Select, from the data, each line where "support" occurs.
Start of Dataset extract
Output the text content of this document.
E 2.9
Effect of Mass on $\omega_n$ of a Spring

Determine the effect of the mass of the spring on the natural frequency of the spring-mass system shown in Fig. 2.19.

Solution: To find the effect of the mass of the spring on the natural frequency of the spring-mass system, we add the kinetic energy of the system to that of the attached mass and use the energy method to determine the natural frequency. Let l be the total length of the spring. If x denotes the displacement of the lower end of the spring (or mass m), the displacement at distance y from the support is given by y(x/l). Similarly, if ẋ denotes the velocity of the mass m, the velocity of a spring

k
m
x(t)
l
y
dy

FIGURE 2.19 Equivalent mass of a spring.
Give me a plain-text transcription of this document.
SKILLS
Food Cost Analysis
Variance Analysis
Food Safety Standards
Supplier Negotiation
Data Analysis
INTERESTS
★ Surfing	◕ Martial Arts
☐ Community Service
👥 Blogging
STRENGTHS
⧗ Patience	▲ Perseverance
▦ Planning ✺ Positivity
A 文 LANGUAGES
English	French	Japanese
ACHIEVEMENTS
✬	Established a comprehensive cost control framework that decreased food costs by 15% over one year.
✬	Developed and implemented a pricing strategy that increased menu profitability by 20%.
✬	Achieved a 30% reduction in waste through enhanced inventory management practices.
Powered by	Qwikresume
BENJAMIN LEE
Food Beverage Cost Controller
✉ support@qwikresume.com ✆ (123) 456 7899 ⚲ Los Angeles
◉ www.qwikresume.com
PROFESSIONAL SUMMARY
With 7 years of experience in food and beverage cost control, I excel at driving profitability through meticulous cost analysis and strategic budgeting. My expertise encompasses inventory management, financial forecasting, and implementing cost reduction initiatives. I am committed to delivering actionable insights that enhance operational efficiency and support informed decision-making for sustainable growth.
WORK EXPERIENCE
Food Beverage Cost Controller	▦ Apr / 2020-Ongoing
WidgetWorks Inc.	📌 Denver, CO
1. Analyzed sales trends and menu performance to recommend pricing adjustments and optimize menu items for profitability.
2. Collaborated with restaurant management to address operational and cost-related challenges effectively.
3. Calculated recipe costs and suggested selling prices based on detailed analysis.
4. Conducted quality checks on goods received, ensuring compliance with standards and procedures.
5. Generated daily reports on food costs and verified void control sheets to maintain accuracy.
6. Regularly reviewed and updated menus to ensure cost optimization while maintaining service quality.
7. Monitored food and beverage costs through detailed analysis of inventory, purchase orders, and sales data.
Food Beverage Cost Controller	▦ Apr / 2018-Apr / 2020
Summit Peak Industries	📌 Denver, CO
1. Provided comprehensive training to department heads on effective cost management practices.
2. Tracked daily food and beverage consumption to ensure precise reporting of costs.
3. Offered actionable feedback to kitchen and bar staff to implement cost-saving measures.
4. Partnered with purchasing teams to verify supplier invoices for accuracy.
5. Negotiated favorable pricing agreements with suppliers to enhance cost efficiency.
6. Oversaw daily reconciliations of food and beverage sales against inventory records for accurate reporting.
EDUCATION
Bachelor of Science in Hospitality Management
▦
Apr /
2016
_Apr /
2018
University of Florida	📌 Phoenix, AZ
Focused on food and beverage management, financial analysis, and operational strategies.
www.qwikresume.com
End of Dataset extract
### Complete response
Solution: To find the effect of the mass of the spring on the natural frequency of the spring-mass system, we add the kinetic energy of the system to that of the attached mass and use the energy method to determine the natural frequency. Let l be the total length of the spring. If x denotes the displacement of the lower end of the spring (or mass m), the displacement at distance y from the support is given by y(x/l). Similarly, if ẋ denotes the velocity of the mass m, the velocity of a spring
✉ support@qwikresume.com ✆ (123) 456 7899 ⚲ Los Angeles
With 7 years of experience in food and beverage cost control, I excel at driving profitability through meticulous cost analysis and strategic budgeting. My expertise encompasses inventory management, financial forecasting, and implementing cost reduction initiatives. I am committed to delivering actionable insights that enhance operational efficiency and support informed decision-making for sustainable growth.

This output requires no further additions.